- Work to complete
Retype the data that follows line by line, exactly, and leave its pictures out.
-------- Provided data --------
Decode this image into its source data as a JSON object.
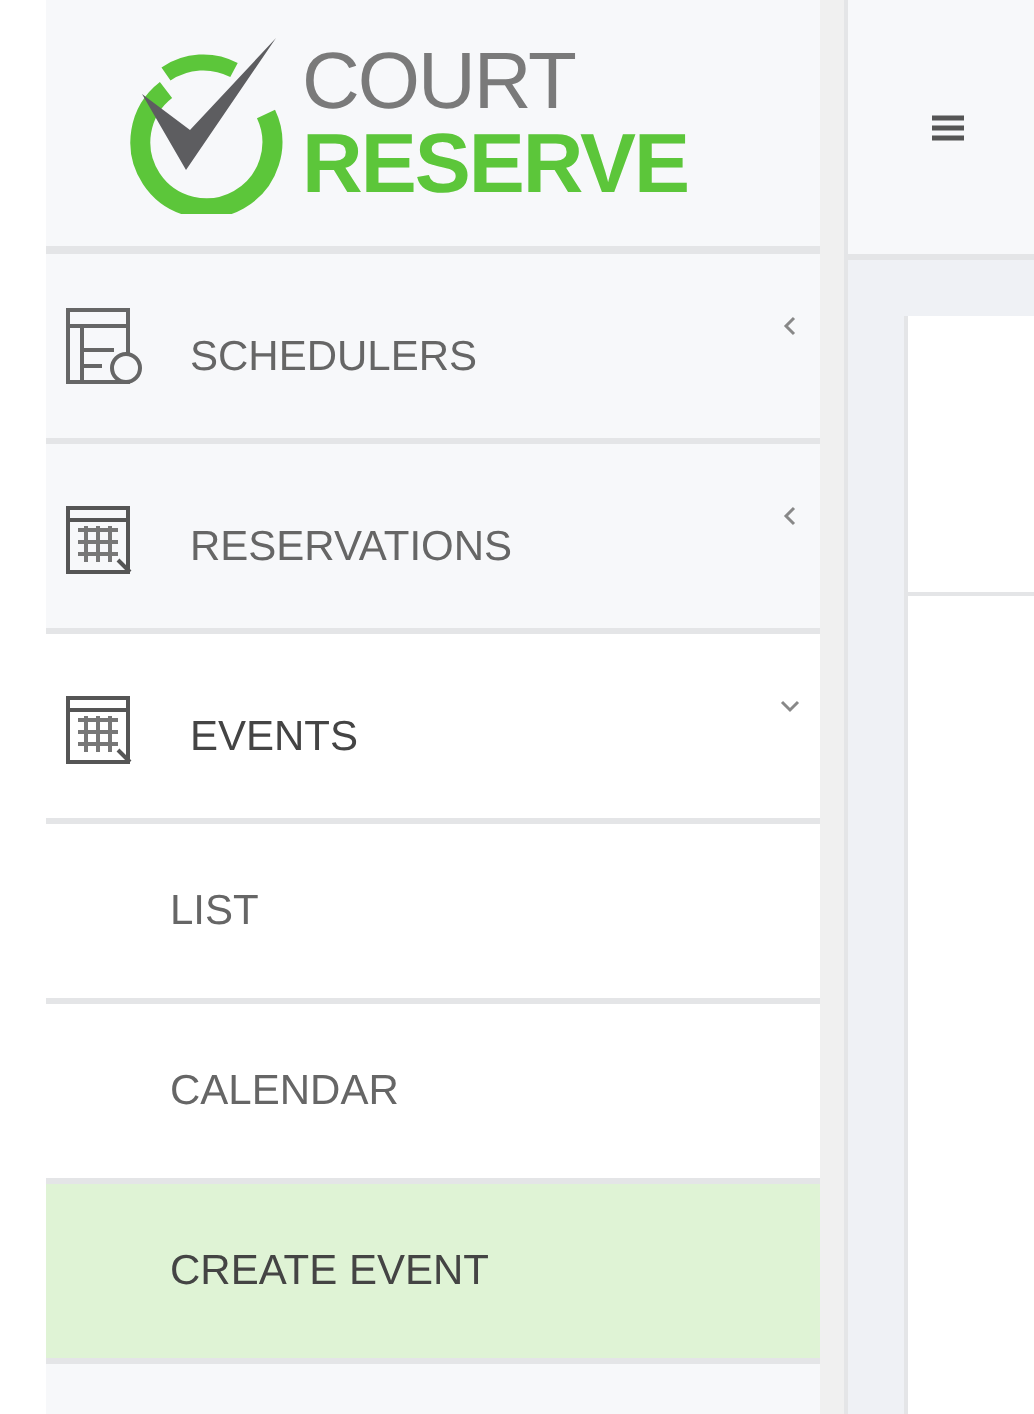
{
  "logo": {
    "line_1": "COURT",
    "line_2": "RESERVE"
  },
  "sidebar": {
    "items": [
      {
        "label": "SCHEDULERS",
        "kind": "scheduler",
        "expanded": false,
        "selected": false
      },
      {
        "label": "RESERVATIONS",
        "kind": "calendar",
        "expanded": false,
        "selected": false
      },
      {
        "label": "EVENTS",
        "kind": "calendar",
        "expanded": true,
        "selected": false,
        "children": [
          {
            "label": "LIST",
            "selected": false
          },
          {
            "label": "CALENDAR",
            "selected": false
          },
          {
            "label": "CREATE EVENT",
            "selected": true
          }
        ]
      }
    ]
  }
}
--------
- Solution to the exercise
Decode this image into its source data as a JSON object.
{
  "logo": {
    "line_1": "COURT",
    "line_2": "RESERVE"
  },
  "sidebar": {
    "items": [
      {
        "label": "SCHEDULERS",
        "kind": "scheduler",
        "expanded": false,
        "selected": false
      },
      {
        "label": "RESERVATIONS",
        "kind": "calendar",
        "expanded": false,
        "selected": false
      },
      {
        "label": "EVENTS",
        "kind": "calendar",
        "expanded": true,
        "selected": false,
        "children": [
          {
            "label": "LIST",
            "selected": false
          },
          {
            "label": "CALENDAR",
            "selected": false
          },
          {
            "label": "CREATE EVENT",
            "selected": true
          }
        ]
      }
    ]
  }
}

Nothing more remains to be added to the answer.